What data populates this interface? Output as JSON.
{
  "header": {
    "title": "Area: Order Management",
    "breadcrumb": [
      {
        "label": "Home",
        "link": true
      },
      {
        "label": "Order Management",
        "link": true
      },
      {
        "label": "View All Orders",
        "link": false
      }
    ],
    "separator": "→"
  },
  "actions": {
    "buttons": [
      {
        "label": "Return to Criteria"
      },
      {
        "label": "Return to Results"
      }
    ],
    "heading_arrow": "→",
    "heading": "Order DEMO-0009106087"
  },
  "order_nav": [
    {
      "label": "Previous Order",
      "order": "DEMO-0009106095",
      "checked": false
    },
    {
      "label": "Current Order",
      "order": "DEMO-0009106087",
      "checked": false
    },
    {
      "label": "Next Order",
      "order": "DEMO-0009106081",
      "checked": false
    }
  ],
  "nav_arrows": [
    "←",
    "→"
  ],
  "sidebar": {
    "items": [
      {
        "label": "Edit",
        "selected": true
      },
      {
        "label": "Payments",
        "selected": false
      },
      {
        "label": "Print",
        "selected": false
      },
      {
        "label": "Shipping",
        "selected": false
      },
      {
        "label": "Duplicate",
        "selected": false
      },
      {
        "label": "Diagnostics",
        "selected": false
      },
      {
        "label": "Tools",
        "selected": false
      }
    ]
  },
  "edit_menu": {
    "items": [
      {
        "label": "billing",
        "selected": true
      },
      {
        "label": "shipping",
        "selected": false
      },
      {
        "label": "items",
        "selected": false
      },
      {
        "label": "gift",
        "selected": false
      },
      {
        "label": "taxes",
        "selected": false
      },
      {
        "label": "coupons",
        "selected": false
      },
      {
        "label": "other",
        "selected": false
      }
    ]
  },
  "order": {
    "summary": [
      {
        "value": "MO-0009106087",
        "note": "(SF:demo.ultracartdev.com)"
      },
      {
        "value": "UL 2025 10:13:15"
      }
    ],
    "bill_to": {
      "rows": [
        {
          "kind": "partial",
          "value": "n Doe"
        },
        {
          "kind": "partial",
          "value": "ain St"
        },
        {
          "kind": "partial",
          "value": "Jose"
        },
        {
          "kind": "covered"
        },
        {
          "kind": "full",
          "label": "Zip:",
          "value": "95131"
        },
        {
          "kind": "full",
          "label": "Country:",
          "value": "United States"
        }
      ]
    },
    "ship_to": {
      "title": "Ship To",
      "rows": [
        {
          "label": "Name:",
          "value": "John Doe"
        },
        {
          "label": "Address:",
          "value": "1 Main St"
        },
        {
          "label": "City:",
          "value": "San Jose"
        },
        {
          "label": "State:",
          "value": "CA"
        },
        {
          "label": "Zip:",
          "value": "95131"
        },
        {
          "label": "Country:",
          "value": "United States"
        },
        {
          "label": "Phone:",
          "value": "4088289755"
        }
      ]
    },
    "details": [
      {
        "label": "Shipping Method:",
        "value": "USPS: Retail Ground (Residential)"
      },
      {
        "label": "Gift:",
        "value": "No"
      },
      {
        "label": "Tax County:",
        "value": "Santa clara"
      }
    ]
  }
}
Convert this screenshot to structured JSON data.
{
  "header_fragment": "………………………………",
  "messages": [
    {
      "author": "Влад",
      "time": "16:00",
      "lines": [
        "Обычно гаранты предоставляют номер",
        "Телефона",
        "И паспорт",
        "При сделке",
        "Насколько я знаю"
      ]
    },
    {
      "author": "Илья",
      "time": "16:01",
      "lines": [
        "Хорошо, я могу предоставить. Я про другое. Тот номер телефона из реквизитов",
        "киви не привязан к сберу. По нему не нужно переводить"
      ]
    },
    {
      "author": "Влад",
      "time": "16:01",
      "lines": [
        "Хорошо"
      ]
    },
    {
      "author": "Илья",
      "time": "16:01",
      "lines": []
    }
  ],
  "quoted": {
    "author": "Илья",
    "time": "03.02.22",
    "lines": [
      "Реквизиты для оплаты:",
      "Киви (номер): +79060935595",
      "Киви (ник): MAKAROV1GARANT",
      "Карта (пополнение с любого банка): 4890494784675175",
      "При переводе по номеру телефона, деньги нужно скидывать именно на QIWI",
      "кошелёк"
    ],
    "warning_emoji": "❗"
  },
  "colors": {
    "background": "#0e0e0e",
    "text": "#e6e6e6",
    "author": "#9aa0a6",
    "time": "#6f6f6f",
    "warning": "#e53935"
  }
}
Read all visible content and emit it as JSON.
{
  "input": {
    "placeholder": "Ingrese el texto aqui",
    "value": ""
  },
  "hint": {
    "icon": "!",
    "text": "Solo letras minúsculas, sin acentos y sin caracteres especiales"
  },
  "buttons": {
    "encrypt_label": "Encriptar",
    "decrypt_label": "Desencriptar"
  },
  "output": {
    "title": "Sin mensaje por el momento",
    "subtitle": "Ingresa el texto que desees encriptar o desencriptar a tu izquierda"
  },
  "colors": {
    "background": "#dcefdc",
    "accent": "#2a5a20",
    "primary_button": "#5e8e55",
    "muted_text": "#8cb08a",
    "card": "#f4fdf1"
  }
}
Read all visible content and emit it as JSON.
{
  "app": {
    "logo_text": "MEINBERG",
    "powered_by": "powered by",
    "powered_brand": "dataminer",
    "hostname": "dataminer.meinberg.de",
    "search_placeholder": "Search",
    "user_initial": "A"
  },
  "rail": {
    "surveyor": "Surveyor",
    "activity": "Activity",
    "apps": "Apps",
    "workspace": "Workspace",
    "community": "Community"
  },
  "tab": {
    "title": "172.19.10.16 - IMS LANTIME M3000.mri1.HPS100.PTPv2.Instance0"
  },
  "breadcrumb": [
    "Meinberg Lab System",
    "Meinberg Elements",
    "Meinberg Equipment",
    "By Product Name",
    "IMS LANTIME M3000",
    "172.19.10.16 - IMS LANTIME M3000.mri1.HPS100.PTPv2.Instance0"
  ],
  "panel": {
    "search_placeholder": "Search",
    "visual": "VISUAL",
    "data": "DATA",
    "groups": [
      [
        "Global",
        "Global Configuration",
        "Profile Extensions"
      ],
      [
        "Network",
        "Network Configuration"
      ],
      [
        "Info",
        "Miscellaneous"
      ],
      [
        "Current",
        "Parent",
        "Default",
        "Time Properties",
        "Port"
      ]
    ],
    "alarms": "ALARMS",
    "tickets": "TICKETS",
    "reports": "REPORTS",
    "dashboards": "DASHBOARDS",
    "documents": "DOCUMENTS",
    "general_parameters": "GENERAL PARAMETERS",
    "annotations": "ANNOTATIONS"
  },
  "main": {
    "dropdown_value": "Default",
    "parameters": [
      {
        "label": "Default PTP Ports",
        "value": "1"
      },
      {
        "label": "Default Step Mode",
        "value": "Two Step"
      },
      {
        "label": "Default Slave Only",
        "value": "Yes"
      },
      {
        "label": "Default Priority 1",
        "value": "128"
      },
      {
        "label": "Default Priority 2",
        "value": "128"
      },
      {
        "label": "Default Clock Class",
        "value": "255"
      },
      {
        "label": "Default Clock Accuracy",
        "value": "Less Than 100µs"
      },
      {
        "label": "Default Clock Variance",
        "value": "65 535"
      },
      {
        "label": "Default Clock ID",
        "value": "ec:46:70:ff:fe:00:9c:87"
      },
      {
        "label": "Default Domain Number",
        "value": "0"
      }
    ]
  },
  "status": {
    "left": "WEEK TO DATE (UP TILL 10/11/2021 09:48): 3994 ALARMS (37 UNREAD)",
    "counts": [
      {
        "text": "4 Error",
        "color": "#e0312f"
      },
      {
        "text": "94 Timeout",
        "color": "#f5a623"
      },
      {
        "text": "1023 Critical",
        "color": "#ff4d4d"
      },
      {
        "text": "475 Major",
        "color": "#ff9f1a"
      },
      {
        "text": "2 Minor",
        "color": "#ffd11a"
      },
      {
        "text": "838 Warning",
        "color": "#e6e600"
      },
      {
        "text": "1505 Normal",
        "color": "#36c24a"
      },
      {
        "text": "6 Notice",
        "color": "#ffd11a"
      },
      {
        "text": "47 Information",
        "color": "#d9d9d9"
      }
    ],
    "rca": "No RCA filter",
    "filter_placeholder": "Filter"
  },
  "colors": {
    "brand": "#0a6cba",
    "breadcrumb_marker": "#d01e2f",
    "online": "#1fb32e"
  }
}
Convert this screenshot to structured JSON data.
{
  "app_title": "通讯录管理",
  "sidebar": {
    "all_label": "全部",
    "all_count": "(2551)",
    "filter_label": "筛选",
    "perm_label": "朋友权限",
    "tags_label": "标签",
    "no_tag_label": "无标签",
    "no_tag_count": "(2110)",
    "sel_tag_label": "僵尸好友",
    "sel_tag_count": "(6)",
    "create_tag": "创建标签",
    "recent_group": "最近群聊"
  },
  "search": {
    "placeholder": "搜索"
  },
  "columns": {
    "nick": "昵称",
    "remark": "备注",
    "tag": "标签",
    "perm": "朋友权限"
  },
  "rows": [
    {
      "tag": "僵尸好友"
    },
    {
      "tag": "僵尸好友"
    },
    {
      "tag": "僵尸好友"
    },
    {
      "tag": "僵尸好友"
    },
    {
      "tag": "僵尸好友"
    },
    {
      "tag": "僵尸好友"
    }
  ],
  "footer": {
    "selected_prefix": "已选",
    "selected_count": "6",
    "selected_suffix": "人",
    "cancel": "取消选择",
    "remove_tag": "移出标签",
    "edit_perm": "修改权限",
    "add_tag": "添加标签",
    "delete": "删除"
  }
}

→ Task details: Look through the entries above; copy each line where the string "нужно" appears.

→ Output for this exercise:
        "киви не привязан к сберу. По нему не нужно переводить"
      "При переводе по номеру телефона, деньги нужно скидывать именно на QIWI",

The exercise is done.